Work to complete> Collect each line of the entries that holds the string "calle".

Material shown>
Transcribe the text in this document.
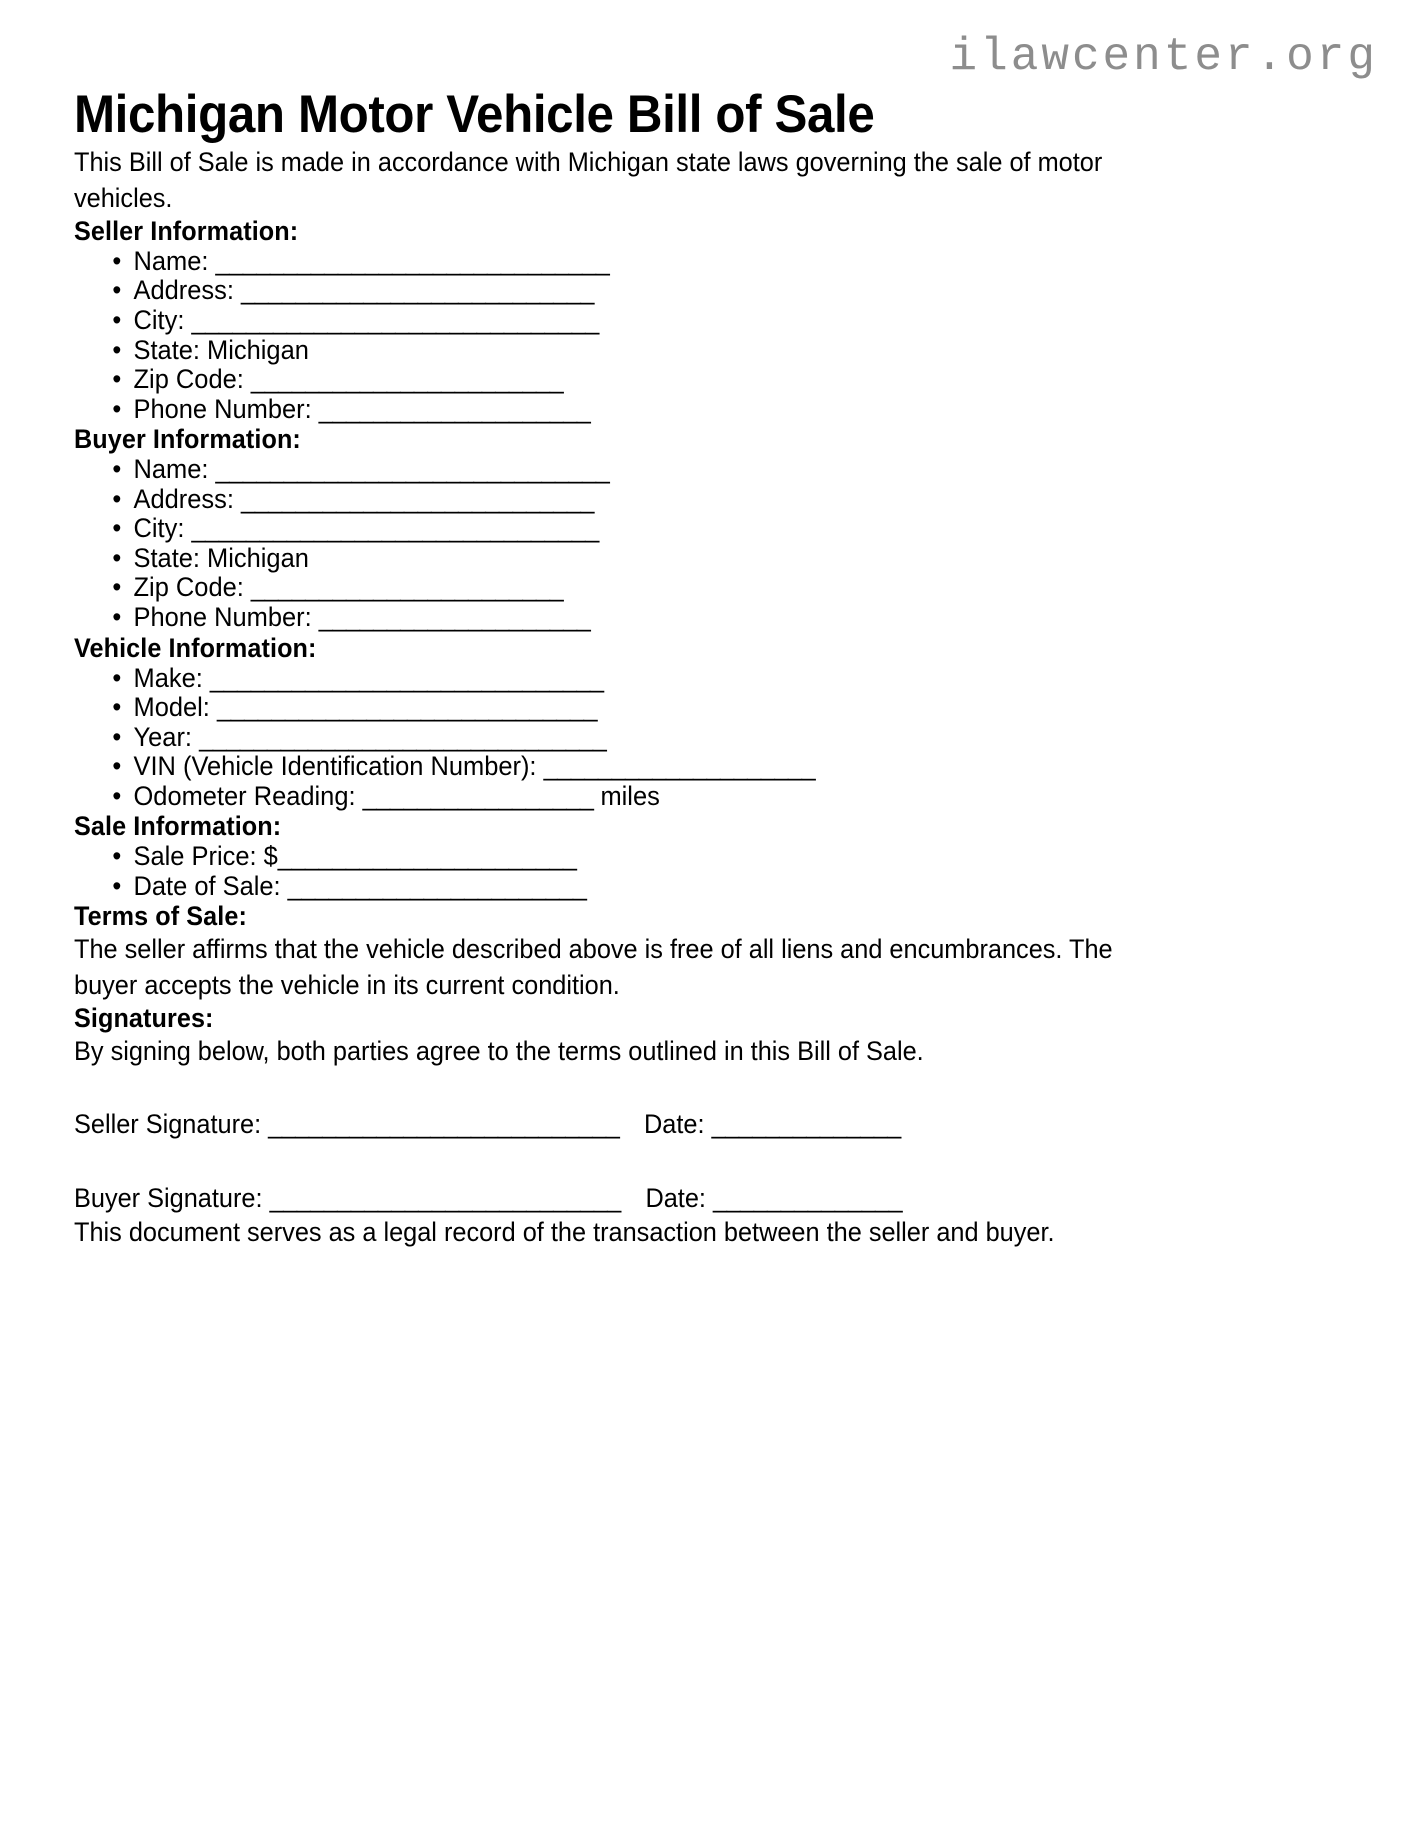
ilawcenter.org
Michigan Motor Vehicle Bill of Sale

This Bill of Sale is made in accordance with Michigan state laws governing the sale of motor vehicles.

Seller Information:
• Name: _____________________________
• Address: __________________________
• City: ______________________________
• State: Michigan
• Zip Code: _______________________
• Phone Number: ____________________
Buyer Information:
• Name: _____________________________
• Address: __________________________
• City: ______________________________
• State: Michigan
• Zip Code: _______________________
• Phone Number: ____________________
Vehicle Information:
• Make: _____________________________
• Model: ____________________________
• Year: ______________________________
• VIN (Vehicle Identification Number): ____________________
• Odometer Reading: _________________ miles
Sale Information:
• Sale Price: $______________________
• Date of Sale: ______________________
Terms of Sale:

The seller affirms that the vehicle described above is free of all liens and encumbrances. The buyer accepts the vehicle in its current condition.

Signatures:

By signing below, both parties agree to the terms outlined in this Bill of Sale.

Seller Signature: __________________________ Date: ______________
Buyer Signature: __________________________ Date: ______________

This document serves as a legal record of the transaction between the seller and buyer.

...

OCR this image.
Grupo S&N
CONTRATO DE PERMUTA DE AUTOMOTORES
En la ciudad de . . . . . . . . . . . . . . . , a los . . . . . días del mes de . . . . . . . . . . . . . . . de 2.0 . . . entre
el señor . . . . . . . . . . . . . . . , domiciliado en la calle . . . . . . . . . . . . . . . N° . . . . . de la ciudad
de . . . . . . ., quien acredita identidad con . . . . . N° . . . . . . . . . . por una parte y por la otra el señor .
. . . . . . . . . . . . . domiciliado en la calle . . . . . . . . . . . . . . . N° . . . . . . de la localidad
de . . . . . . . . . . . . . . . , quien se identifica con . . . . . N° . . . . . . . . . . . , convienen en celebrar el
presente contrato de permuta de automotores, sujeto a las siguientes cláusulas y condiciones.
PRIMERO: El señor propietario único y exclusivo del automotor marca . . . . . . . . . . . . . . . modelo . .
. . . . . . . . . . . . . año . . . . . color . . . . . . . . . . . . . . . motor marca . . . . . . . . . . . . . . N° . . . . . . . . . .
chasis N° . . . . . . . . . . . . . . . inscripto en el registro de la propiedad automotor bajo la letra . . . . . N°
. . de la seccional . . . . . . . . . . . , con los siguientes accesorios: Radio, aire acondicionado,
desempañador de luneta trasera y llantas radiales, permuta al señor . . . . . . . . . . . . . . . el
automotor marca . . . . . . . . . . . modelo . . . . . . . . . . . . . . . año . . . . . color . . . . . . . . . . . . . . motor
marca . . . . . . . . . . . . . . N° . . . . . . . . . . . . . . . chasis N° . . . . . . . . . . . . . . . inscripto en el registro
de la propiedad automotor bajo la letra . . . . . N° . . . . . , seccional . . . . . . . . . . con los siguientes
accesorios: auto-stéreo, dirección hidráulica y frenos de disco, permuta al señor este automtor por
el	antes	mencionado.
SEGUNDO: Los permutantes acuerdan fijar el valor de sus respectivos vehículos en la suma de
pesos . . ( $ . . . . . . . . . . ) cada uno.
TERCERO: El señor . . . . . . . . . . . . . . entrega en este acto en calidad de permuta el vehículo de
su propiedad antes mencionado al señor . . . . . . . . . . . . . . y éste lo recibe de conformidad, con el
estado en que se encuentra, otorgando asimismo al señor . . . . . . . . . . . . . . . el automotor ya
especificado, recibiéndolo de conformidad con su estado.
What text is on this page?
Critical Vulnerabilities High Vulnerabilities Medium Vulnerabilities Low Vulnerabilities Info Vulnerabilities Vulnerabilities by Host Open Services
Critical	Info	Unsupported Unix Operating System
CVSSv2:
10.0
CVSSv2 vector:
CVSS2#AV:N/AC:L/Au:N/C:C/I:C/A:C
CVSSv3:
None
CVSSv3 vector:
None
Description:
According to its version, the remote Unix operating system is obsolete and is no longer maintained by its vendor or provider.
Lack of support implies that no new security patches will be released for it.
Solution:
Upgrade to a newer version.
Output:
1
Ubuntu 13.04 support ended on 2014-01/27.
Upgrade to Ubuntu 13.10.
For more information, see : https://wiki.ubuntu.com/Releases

Reply>
el señor . . . . . . . . . . . . . . . , domiciliado en la calle . . . . . . . . . . . . . . . N° . . . . . de la ciudad
. . . . . . . . . . . . . domiciliado en la calle . . . . . . . . . . . . . . . N° . . . . . . de la localidad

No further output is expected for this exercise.